What the task asks:
The data must be returned in full and exactly as given.
++++ Material to process ++++
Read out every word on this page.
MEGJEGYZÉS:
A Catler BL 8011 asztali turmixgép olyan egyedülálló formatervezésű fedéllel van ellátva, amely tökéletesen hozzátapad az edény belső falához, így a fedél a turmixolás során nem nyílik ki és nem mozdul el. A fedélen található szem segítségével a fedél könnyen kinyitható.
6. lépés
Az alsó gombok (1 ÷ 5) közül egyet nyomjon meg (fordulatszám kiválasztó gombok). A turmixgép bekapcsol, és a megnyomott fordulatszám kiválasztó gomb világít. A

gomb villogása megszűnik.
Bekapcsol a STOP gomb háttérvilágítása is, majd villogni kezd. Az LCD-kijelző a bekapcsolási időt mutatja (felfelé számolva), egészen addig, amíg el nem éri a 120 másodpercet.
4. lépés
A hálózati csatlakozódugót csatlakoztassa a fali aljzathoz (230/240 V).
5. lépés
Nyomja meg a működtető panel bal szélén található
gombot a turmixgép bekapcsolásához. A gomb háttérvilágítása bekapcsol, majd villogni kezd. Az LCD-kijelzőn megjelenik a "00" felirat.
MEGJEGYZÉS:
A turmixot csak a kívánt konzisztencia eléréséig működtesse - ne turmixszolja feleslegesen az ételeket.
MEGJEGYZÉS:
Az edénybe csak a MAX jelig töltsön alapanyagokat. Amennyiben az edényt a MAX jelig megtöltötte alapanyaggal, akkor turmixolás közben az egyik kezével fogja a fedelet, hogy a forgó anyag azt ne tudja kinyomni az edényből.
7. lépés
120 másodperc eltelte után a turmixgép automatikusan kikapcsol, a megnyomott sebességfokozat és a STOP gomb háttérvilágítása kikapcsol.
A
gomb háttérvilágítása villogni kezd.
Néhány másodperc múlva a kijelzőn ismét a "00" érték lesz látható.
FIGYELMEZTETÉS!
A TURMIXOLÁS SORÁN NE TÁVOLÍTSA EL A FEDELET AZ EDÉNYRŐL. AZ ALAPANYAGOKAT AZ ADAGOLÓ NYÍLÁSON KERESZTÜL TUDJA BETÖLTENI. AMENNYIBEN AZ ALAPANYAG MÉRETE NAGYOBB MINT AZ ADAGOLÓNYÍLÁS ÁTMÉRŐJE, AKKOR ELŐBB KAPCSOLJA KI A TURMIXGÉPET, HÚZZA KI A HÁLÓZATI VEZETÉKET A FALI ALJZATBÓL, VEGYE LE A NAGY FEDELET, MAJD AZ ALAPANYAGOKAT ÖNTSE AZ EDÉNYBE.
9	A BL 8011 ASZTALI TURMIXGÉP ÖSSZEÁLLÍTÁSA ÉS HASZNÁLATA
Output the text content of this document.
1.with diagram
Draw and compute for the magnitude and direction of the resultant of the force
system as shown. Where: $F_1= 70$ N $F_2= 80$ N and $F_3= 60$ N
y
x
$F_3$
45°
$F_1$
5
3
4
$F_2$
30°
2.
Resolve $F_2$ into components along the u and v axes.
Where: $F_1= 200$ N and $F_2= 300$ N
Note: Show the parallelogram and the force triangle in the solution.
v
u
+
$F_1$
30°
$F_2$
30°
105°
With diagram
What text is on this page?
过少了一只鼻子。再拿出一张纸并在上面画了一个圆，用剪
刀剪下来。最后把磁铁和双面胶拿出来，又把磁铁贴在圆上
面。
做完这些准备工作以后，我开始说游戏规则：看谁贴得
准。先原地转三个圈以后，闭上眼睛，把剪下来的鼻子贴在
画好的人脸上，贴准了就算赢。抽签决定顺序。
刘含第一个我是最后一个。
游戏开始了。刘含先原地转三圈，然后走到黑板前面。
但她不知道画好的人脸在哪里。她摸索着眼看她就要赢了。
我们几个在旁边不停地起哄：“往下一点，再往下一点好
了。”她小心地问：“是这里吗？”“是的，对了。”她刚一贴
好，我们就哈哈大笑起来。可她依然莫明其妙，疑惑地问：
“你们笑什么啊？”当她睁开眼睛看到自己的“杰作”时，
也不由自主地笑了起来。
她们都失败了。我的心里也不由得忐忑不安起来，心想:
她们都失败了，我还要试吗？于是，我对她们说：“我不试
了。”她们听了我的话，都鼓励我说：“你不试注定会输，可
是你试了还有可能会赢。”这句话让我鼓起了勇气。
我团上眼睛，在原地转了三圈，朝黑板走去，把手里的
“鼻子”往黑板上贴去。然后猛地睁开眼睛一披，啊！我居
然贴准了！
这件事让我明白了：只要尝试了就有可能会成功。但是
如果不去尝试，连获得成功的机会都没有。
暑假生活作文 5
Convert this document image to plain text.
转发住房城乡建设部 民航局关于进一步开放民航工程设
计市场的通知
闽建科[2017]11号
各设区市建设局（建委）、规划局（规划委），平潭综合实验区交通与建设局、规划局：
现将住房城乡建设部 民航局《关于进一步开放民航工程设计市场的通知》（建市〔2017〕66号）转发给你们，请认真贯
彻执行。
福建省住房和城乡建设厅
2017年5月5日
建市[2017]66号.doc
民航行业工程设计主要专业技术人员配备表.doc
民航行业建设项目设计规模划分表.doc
++++
Result for this exercise:
Read out every word on this page.
MEGJEGYZÉS:
A Catler BL 8011 asztali turmixgép olyan egyedülálló formatervezésű fedéllel van ellátva, amely tökéletesen hozzátapad az edény belső falához, így a fedél a turmixolás során nem nyílik ki és nem mozdul el. A fedélen található szem segítségével a fedél könnyen kinyitható.
6. lépés
Az alsó gombok (1 ÷ 5) közül egyet nyomjon meg (fordulatszám kiválasztó gombok). A turmixgép bekapcsol, és a megnyomott fordulatszám kiválasztó gomb világít. A

gomb villogása megszűnik.
Bekapcsol a STOP gomb háttérvilágítása is, majd villogni kezd. Az LCD-kijelző a bekapcsolási időt mutatja (felfelé számolva), egészen addig, amíg el nem éri a 120 másodpercet.
4. lépés
A hálózati csatlakozódugót csatlakoztassa a fali aljzathoz (230/240 V).
5. lépés
Nyomja meg a működtető panel bal szélén található
gombot a turmixgép bekapcsolásához. A gomb háttérvilágítása bekapcsol, majd villogni kezd. Az LCD-kijelzőn megjelenik a "00" felirat.
MEGJEGYZÉS:
A turmixot csak a kívánt konzisztencia eléréséig működtesse - ne turmixszolja feleslegesen az ételeket.
MEGJEGYZÉS:
Az edénybe csak a MAX jelig töltsön alapanyagokat. Amennyiben az edényt a MAX jelig megtöltötte alapanyaggal, akkor turmixolás közben az egyik kezével fogja a fedelet, hogy a forgó anyag azt ne tudja kinyomni az edényből.
7. lépés
120 másodperc eltelte után a turmixgép automatikusan kikapcsol, a megnyomott sebességfokozat és a STOP gomb háttérvilágítása kikapcsol.
A
gomb háttérvilágítása villogni kezd.
Néhány másodperc múlva a kijelzőn ismét a "00" érték lesz látható.
FIGYELMEZTETÉS!
A TURMIXOLÁS SORÁN NE TÁVOLÍTSA EL A FEDELET AZ EDÉNYRŐL. AZ ALAPANYAGOKAT AZ ADAGOLÓ NYÍLÁSON KERESZTÜL TUDJA BETÖLTENI. AMENNYIBEN AZ ALAPANYAG MÉRETE NAGYOBB MINT AZ ADAGOLÓNYÍLÁS ÁTMÉRŐJE, AKKOR ELŐBB KAPCSOLJA KI A TURMIXGÉPET, HÚZZA KI A HÁLÓZATI VEZETÉKET A FALI ALJZATBÓL, VEGYE LE A NAGY FEDELET, MAJD AZ ALAPANYAGOKAT ÖNTSE AZ EDÉNYBE.
9	A BL 8011 ASZTALI TURMIXGÉP ÖSSZEÁLLÍTÁSA ÉS HASZNÁLATA
Output the text content of this document.
1.with diagram
Draw and compute for the magnitude and direction of the resultant of the force
system as shown. Where: $F_1= 70$ N $F_2= 80$ N and $F_3= 60$ N
y
x
$F_3$
45°
$F_1$
5
3
4
$F_2$
30°
2.
Resolve $F_2$ into components along the u and v axes.
Where: $F_1= 200$ N and $F_2= 300$ N
Note: Show the parallelogram and the force triangle in the solution.
v
u
+
$F_1$
30°
$F_2$
30°
105°
With diagram
What text is on this page?
过少了一只鼻子。再拿出一张纸并在上面画了一个圆，用剪
刀剪下来。最后把磁铁和双面胶拿出来，又把磁铁贴在圆上
面。
做完这些准备工作以后，我开始说游戏规则：看谁贴得
准。先原地转三个圈以后，闭上眼睛，把剪下来的鼻子贴在
画好的人脸上，贴准了就算赢。抽签决定顺序。
刘含第一个我是最后一个。
游戏开始了。刘含先原地转三圈，然后走到黑板前面。
但她不知道画好的人脸在哪里。她摸索着眼看她就要赢了。
我们几个在旁边不停地起哄：“往下一点，再往下一点好
了。”她小心地问：“是这里吗？”“是的，对了。”她刚一贴
好，我们就哈哈大笑起来。可她依然莫明其妙，疑惑地问：
“你们笑什么啊？”当她睁开眼睛看到自己的“杰作”时，
也不由自主地笑了起来。
她们都失败了。我的心里也不由得忐忑不安起来，心想:
她们都失败了，我还要试吗？于是，我对她们说：“我不试
了。”她们听了我的话，都鼓励我说：“你不试注定会输，可
是你试了还有可能会赢。”这句话让我鼓起了勇气。
我团上眼睛，在原地转了三圈，朝黑板走去，把手里的
“鼻子”往黑板上贴去。然后猛地睁开眼睛一披，啊！我居
然贴准了！
这件事让我明白了：只要尝试了就有可能会成功。但是
如果不去尝试，连获得成功的机会都没有。
暑假生活作文 5
Convert this document image to plain text.
转发住房城乡建设部 民航局关于进一步开放民航工程设
计市场的通知
闽建科[2017]11号
各设区市建设局（建委）、规划局（规划委），平潭综合实验区交通与建设局、规划局：
现将住房城乡建设部 民航局《关于进一步开放民航工程设计市场的通知》（建市〔2017〕66号）转发给你们，请认真贯
彻执行。
福建省住房和城乡建设厅
2017年5月5日
建市[2017]66号.doc
民航行业工程设计主要专业技术人员配备表.doc
民航行业建设项目设计规模划分表.doc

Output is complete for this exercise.